[Dataset items]
============
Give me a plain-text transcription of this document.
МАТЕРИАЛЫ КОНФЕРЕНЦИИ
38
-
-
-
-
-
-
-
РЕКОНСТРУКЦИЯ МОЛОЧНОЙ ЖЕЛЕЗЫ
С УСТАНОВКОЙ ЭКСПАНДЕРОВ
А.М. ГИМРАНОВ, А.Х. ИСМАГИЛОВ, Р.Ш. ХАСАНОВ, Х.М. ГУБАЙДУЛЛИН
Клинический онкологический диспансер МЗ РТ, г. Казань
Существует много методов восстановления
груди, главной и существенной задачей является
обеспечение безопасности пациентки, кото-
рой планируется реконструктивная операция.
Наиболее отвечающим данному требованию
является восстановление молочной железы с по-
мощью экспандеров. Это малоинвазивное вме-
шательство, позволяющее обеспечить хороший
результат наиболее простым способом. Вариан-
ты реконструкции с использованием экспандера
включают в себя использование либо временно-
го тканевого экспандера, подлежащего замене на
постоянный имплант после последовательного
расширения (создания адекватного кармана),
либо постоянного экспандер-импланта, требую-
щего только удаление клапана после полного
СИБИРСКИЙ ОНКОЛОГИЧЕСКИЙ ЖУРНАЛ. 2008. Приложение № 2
============
| Goal |
Report the number of lines in the entries above that include the string "после". Give nothing but the number.

| Output for this exercise |
2